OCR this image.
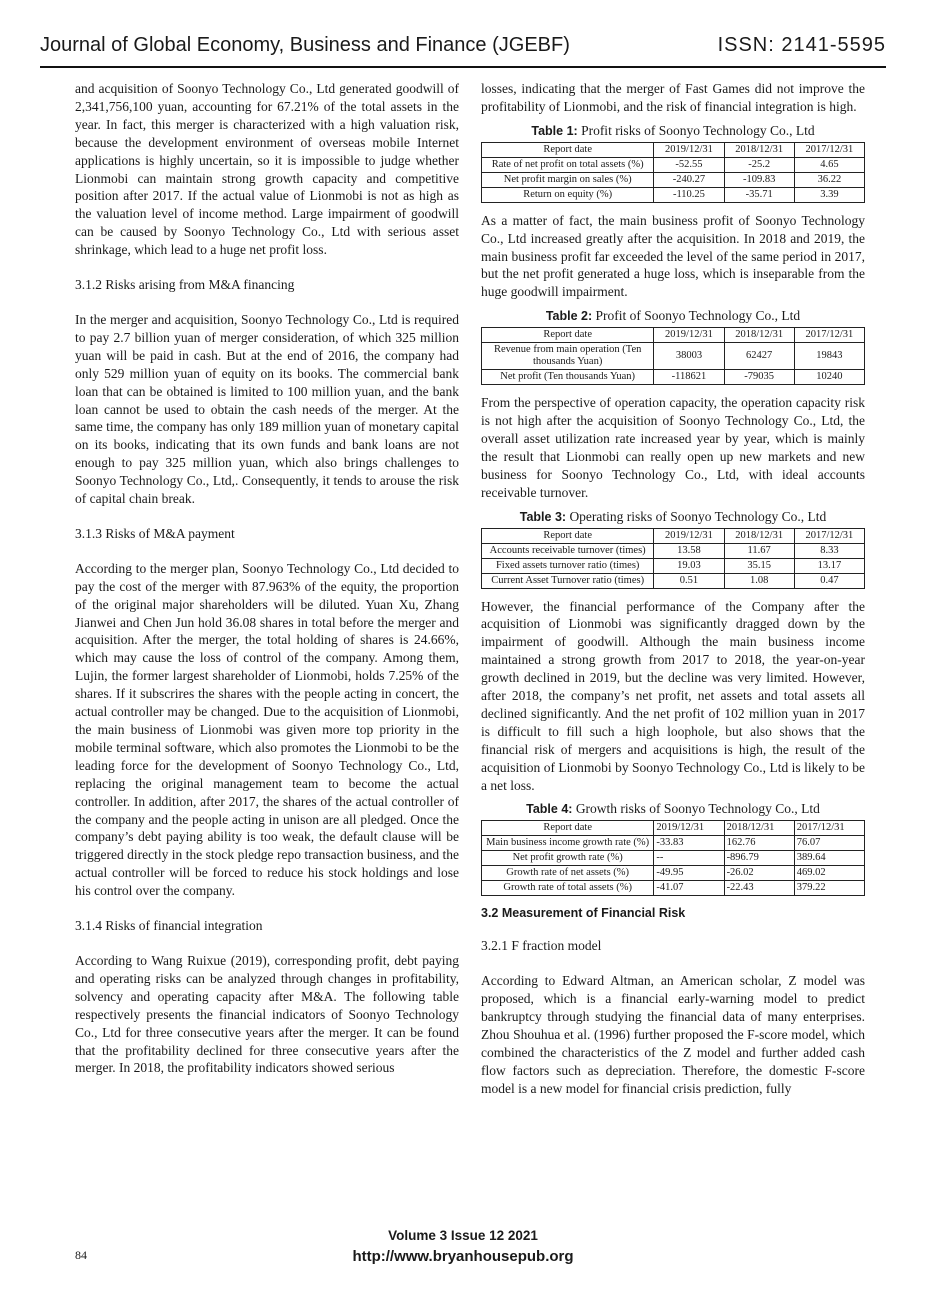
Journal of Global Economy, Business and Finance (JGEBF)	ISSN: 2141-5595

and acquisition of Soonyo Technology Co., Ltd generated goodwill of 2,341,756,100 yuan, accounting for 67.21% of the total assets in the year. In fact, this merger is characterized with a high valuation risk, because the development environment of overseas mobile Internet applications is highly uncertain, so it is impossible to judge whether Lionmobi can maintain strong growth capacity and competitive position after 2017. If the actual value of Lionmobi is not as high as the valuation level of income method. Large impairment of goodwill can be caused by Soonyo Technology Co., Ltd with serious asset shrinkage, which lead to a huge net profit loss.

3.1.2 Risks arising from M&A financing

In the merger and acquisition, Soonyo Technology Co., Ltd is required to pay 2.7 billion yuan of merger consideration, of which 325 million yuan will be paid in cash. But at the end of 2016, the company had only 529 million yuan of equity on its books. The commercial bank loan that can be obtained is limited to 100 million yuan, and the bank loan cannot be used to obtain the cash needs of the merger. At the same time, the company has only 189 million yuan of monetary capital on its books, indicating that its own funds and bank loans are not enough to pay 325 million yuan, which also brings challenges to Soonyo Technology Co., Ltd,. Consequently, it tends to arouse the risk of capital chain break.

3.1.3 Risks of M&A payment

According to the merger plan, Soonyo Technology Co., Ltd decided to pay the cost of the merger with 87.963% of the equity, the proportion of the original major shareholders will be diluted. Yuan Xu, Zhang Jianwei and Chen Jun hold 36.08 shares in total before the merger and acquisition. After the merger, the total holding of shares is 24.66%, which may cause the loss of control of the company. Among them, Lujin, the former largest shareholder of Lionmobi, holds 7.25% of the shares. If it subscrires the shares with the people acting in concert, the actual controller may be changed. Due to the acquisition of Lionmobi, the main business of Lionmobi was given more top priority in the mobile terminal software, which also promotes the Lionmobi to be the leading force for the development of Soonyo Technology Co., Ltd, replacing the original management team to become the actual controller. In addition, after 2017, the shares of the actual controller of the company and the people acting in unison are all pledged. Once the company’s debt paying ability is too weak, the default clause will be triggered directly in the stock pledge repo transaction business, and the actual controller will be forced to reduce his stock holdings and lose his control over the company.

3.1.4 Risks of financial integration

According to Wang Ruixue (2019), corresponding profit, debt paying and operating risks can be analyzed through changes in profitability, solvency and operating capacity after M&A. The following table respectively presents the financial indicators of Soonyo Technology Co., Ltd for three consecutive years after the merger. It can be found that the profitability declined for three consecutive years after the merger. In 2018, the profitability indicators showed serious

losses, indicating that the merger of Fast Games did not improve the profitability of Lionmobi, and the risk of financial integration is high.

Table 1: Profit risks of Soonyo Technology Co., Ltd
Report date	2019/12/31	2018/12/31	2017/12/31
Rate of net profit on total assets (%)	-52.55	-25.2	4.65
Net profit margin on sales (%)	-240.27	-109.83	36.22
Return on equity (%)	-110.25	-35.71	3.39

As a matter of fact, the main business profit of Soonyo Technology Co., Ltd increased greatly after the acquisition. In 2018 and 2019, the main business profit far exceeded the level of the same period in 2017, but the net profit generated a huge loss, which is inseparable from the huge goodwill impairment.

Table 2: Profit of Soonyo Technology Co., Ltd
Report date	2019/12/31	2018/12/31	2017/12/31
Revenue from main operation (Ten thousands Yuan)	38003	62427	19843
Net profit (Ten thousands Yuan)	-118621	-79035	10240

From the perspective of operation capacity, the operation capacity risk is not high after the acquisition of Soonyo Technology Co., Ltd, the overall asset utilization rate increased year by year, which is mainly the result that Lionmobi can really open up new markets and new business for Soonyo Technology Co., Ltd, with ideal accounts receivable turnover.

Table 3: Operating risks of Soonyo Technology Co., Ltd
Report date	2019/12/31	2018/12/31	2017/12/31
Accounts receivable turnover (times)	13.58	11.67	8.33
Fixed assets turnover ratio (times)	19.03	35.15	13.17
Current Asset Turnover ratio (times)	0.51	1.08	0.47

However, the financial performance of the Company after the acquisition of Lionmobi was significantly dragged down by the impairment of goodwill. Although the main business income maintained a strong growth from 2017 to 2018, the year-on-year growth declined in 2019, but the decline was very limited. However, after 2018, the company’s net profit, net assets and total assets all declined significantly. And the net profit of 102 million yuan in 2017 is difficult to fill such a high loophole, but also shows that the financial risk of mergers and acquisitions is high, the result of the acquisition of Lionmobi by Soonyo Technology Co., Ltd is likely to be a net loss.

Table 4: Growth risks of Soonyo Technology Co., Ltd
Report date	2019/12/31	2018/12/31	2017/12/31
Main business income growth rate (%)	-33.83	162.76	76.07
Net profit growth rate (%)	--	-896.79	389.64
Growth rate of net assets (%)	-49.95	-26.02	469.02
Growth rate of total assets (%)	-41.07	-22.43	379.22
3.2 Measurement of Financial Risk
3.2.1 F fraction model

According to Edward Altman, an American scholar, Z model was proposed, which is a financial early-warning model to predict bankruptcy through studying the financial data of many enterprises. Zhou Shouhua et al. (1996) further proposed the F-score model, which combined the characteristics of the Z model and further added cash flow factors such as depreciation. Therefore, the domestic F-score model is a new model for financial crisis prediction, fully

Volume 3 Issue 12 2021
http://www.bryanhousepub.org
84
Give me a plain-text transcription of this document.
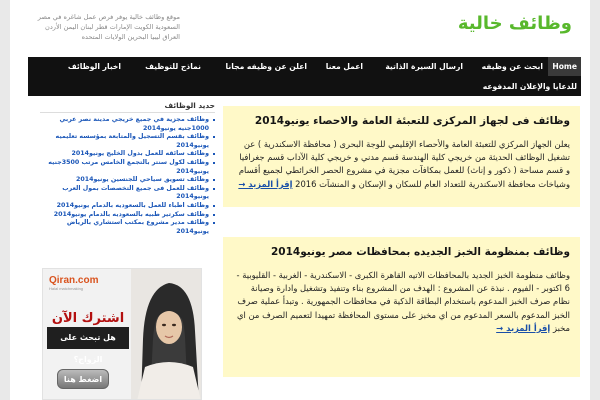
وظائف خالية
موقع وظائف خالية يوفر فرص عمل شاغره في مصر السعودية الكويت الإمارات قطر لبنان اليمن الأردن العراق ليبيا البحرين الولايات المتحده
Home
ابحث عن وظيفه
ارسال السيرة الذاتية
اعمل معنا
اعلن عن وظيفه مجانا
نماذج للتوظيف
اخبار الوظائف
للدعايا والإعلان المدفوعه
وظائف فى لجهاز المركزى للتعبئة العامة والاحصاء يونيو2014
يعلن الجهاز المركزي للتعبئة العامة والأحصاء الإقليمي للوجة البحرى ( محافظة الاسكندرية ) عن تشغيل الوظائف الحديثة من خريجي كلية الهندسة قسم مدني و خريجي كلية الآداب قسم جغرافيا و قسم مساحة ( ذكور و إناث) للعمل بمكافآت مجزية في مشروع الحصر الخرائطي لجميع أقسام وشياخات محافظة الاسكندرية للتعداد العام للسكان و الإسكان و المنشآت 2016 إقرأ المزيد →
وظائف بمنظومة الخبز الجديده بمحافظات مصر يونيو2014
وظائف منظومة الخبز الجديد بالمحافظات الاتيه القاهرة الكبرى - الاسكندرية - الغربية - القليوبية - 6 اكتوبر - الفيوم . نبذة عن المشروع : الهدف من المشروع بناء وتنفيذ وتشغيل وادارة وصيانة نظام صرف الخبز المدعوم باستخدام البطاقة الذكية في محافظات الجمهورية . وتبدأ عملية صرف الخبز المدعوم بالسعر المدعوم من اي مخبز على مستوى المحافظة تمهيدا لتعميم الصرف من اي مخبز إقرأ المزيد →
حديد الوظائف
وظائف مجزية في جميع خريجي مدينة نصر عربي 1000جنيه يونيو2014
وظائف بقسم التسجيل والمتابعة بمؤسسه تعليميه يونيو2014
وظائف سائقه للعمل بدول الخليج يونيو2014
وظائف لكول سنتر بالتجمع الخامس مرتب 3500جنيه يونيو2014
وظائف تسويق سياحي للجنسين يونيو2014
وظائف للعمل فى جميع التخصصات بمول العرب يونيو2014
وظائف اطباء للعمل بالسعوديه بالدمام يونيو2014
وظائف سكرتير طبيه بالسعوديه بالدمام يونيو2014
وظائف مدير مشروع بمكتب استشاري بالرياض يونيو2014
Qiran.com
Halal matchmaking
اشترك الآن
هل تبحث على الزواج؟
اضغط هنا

┄┄┄┄┄┄

*AIM OF THE EXERCISE*
Using the listing above, locate the lines that hold "increased" and copy each one.

*RESPONSE TO THIS EXERCISE*
As a matter of fact, the main business profit of Soonyo Technology Co., Ltd increased greatly after the acquisition. In 2018 and 2019, the main business profit far exceeded the level of the same period in 2017, but the net profit generated a huge loss, which is inseparable from the huge goodwill impairment.
From the perspective of operation capacity, the operation capacity risk is not high after the acquisition of Soonyo Technology Co., Ltd, the overall asset utilization rate increased year by year, which is mainly the result that Lionmobi can really open up new markets and new business for Soonyo Technology Co., Ltd, with ideal accounts receivable turnover.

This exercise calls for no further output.